Please rewrite the records below, changing "elements" to "objects" throughout and keeping everything else the same. Leave out the pictures.

Boxed element entries
+++
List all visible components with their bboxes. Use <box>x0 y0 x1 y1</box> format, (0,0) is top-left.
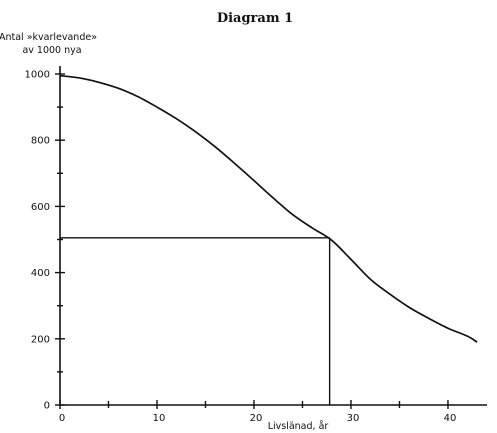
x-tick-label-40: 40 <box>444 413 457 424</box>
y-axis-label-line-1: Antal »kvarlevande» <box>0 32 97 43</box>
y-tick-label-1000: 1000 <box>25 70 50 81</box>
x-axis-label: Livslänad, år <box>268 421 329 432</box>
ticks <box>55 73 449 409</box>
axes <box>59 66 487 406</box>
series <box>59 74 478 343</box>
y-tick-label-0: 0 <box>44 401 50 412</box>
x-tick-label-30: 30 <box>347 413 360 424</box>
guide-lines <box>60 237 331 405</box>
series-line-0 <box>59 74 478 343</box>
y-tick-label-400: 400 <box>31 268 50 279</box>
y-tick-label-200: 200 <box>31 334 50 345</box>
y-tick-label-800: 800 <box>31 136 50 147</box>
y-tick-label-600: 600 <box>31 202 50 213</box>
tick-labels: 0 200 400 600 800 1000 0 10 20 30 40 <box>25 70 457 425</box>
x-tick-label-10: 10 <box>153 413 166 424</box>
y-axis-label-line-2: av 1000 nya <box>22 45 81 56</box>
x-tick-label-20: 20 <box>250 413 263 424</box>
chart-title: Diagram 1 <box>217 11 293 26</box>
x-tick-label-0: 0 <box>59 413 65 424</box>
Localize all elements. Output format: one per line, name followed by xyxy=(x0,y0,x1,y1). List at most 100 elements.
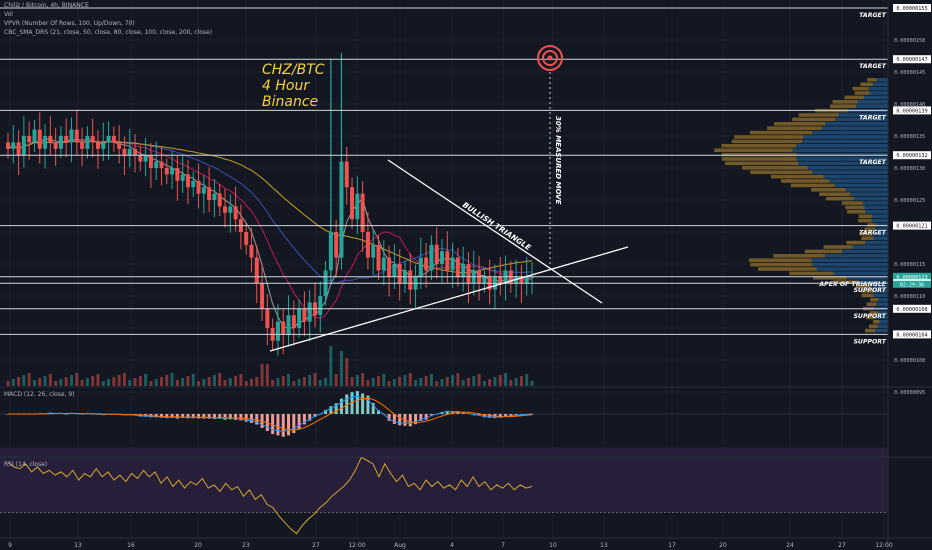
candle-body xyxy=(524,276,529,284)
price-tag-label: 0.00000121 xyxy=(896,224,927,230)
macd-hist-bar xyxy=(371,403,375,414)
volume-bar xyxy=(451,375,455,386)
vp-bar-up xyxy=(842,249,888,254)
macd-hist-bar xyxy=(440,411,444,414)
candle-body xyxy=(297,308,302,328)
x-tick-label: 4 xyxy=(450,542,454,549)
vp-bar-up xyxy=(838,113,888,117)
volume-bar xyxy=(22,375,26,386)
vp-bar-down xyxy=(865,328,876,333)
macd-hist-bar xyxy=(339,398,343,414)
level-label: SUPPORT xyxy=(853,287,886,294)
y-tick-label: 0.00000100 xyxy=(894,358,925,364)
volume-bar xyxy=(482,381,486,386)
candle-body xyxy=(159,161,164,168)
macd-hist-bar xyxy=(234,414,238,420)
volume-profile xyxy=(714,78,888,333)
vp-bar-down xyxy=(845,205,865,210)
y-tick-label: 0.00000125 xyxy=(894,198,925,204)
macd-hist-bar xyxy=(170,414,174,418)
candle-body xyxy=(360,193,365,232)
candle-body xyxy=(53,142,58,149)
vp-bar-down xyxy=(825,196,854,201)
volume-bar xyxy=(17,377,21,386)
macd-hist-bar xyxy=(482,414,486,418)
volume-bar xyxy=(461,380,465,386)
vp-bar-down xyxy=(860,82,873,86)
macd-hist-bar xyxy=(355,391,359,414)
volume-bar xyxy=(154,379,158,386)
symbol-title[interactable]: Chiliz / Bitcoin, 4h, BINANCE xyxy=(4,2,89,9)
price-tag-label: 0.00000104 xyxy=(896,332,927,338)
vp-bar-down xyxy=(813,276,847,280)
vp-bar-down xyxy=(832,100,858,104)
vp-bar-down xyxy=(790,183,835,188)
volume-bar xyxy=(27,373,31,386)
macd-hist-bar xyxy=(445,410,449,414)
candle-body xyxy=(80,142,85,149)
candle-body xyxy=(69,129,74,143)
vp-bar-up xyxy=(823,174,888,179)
+++
- **The answer**
List all visible components with their bboxes. Use <box>x0 y0 x1 y1</box> format, (0,0) is top-left.
x-tick-label-40: 40 <box>444 413 457 424</box>
y-axis-label-line-1: Antal »kvarlevande» <box>0 32 97 43</box>
y-tick-label-1000: 1000 <box>25 70 50 81</box>
x-axis-label: Livslänad, år <box>268 421 329 432</box>
ticks <box>55 73 449 409</box>
axes <box>59 66 487 406</box>
series <box>59 74 478 343</box>
y-tick-label-0: 0 <box>44 401 50 412</box>
x-tick-label-30: 30 <box>347 413 360 424</box>
guide-lines <box>60 237 331 405</box>
series-line-0 <box>59 74 478 343</box>
y-tick-label-400: 400 <box>31 268 50 279</box>
y-tick-label-200: 200 <box>31 334 50 345</box>
y-tick-label-800: 800 <box>31 136 50 147</box>
y-tick-label-600: 600 <box>31 202 50 213</box>
tick-labels: 0 200 400 600 800 1000 0 10 20 30 40 <box>25 70 457 425</box>
x-tick-label-10: 10 <box>153 413 166 424</box>
y-axis-label-line-2: av 1000 nya <box>22 45 81 56</box>
x-tick-label-20: 20 <box>250 413 263 424</box>
chart-title: Diagram 1 <box>217 11 293 26</box>
x-tick-label-0: 0 <box>59 413 65 424</box>
Localize all objects. Output format: one per line, name followed by xyxy=(x0,y0,x1,y1). List at most 100 objects.
candle-body xyxy=(524,276,529,284)
price-tag-label: 0.00000121 xyxy=(896,224,927,230)
macd-hist-bar xyxy=(371,403,375,414)
volume-bar xyxy=(451,375,455,386)
vp-bar-up xyxy=(842,249,888,254)
macd-hist-bar xyxy=(440,411,444,414)
candle-body xyxy=(297,308,302,328)
x-tick-label: 4 xyxy=(450,542,454,549)
vp-bar-up xyxy=(838,113,888,117)
volume-bar xyxy=(22,375,26,386)
vp-bar-down xyxy=(865,328,876,333)
macd-hist-bar xyxy=(339,398,343,414)
level-label: SUPPORT xyxy=(853,287,886,294)
y-tick-label: 0.00000100 xyxy=(894,358,925,364)
volume-bar xyxy=(482,381,486,386)
candle-body xyxy=(159,161,164,168)
macd-hist-bar xyxy=(234,414,238,420)
volume-profile xyxy=(714,78,888,333)
vp-bar-down xyxy=(845,205,865,210)
y-tick-label: 0.00000125 xyxy=(894,198,925,204)
macd-hist-bar xyxy=(170,414,174,418)
candle-body xyxy=(360,193,365,232)
candle-body xyxy=(53,142,58,149)
vp-bar-down xyxy=(825,196,854,201)
volume-bar xyxy=(17,377,21,386)
macd-hist-bar xyxy=(482,414,486,418)
volume-bar xyxy=(461,380,465,386)
vp-bar-down xyxy=(860,82,873,86)
macd-hist-bar xyxy=(355,391,359,414)
volume-bar xyxy=(154,379,158,386)
symbol-title[interactable]: Chiliz / Bitcoin, 4h, BINANCE xyxy=(4,2,89,9)
price-tag-label: 0.00000104 xyxy=(896,332,927,338)
vp-bar-down xyxy=(813,276,847,280)
vp-bar-down xyxy=(832,100,858,104)
vp-bar-down xyxy=(790,183,835,188)
volume-bar xyxy=(27,373,31,386)
macd-hist-bar xyxy=(445,410,449,414)
candle-body xyxy=(80,142,85,149)
candle-body xyxy=(69,129,74,143)
vp-bar-up xyxy=(823,174,888,179)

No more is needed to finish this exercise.